**Selected excerpt**:

Shakespeare's drama was entered in the Stationers' register on the 20th of October, 1597, and was published the same year, but without the author's name. The play was reprinted in 1598, with “by William Shakespeare " added in the title-page. There was a third issue in 1602, a fourth in 1605, and a fifth in 1613; the last three all claiming to be “newly augmented,” though in truth merely reprints of the former two. The play reappeared in the folio of 1623, with many slight alterations of text, with soine omissions, and with a few additions, the latter extending in one place to fifty-five consecutive lines. Editors differ a good deal as to the comparative merits of the quarto and folio texts ; though all admit that each makes some damaging omissions which the other must be drawn upon to supply. Mr. White leans decidedly to the folio ; while Dyce, in his latest edition, prefers the quarto text, on the whole. For myself, I can hardly speak further than that my preference goes sometimes with the one, sometimes with the other. As the additions in the folio do not amount to a general enlargement of the piece, it does not well appear what ground or pretext the quarto of 1602 may have had for claiming to be “newly augmented.” Perhaps it was but a publisher's trick, to induce a larger sale of the new edition. The play, however,

has very

marked diversities of style and workmanship, some parts relishing strongly of the Poet's earlier, others as strongly of his middle period ; and I suspect the claim aforesaid may have referred, disingenuously indeed, to changes made in the piece before the issue of 1597.

**Challenges**:
**1.** Answer these questions from the note on the play's publication:
(a) On what date was the play entered in the Stationers' register?
(b) Which text does Dyce prefer in his latest edition?
(c) How many consecutive lines does the longest folio addition run?
**2.** Copy the note on the play's publication from "marked diversities of" to "issue of 1597.".

**Extracted records**:
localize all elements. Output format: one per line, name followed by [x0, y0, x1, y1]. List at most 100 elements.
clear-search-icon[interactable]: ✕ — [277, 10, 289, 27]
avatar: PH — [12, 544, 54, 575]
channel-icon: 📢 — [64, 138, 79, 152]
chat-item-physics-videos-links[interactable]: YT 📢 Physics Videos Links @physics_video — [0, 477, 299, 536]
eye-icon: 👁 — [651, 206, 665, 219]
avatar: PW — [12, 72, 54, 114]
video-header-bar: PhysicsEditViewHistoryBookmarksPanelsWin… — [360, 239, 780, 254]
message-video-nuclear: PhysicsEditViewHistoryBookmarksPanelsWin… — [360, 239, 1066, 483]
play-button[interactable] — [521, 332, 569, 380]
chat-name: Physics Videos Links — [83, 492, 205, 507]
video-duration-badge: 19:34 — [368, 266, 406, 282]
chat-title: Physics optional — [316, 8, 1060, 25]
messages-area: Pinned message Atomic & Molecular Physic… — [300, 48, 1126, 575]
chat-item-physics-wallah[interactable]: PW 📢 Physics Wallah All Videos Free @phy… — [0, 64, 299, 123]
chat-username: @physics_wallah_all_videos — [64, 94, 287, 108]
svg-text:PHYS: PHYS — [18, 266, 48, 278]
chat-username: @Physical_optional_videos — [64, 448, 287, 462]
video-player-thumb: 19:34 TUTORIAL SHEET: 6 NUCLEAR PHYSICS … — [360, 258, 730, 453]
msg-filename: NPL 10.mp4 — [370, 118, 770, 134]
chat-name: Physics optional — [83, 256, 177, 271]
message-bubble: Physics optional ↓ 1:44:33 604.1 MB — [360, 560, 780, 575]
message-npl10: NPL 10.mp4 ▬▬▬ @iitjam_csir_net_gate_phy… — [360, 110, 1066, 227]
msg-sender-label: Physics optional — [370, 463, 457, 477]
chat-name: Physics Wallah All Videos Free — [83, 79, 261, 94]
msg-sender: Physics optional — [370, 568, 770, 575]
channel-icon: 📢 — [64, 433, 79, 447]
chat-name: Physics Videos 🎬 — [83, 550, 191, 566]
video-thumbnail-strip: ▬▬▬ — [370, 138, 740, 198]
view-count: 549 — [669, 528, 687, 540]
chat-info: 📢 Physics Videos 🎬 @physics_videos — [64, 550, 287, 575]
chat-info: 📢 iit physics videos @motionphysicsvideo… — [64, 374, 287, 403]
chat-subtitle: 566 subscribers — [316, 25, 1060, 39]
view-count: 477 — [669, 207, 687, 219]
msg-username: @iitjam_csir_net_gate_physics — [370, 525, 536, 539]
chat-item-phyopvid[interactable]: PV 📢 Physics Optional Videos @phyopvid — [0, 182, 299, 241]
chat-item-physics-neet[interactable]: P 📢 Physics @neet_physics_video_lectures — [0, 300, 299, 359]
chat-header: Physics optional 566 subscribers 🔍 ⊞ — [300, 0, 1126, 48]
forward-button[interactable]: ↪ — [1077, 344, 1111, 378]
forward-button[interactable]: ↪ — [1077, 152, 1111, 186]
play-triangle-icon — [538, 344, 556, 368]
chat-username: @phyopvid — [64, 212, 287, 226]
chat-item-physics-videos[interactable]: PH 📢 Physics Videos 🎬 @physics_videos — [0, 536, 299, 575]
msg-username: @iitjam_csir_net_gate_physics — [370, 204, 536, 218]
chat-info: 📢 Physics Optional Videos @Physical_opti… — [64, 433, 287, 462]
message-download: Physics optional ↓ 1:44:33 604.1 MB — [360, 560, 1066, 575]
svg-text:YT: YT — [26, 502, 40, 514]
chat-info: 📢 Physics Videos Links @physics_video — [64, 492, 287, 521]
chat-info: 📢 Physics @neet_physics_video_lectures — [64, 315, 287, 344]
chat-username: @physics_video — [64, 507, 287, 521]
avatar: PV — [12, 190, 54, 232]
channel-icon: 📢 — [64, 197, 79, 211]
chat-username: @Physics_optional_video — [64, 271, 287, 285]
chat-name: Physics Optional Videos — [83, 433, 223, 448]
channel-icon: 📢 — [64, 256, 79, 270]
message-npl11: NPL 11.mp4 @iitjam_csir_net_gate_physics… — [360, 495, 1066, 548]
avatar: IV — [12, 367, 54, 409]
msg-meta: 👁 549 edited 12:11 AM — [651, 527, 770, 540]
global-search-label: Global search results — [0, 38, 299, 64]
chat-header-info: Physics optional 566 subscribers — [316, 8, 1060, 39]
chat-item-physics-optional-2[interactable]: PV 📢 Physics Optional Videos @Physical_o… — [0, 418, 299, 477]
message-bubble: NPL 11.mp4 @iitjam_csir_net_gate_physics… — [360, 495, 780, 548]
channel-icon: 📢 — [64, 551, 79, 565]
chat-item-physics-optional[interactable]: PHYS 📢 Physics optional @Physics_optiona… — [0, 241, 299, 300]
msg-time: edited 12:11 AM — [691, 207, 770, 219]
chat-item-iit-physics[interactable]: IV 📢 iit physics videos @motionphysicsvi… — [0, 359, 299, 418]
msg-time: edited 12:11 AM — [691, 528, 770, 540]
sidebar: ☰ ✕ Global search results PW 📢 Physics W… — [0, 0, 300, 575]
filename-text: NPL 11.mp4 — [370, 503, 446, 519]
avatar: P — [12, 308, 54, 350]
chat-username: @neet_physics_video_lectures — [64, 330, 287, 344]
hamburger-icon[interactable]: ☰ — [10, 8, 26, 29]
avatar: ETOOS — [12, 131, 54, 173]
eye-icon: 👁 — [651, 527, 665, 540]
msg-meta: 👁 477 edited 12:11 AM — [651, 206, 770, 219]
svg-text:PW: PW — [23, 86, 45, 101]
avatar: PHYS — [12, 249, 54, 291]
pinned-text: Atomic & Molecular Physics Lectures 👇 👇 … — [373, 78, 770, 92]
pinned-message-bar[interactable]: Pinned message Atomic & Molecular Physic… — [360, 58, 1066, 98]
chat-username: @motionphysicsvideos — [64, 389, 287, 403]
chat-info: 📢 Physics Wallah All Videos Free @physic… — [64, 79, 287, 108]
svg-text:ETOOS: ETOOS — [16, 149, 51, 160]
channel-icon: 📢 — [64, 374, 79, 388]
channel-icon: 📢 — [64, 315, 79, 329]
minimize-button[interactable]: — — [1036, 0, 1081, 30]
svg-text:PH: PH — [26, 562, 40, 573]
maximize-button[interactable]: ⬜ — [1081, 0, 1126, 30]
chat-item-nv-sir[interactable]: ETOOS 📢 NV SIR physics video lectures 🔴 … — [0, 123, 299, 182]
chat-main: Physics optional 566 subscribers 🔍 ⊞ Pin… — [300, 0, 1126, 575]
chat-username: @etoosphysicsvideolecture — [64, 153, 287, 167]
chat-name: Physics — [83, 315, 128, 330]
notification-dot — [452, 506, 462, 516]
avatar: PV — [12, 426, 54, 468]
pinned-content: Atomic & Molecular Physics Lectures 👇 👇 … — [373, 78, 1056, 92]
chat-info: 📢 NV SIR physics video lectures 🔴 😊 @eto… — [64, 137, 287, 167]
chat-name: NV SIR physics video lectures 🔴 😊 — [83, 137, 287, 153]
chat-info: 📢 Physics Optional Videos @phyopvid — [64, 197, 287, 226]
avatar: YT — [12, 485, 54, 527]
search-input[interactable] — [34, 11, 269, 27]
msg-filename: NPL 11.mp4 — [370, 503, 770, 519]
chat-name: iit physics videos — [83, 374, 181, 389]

**Exercise results**:
**1.**
(a) The 20th of October, 1597.
(b) The quarto text, on the whole.
(c) Fifty-five consecutive lines.

**2.**
marked diversities of style and workmanship, some parts relishing strongly of the Poet's earlier, others as strongly of his middle period ; and I suspect the claim aforesaid may have referred, disingenuously indeed, to changes made in the piece before the issue of 1597.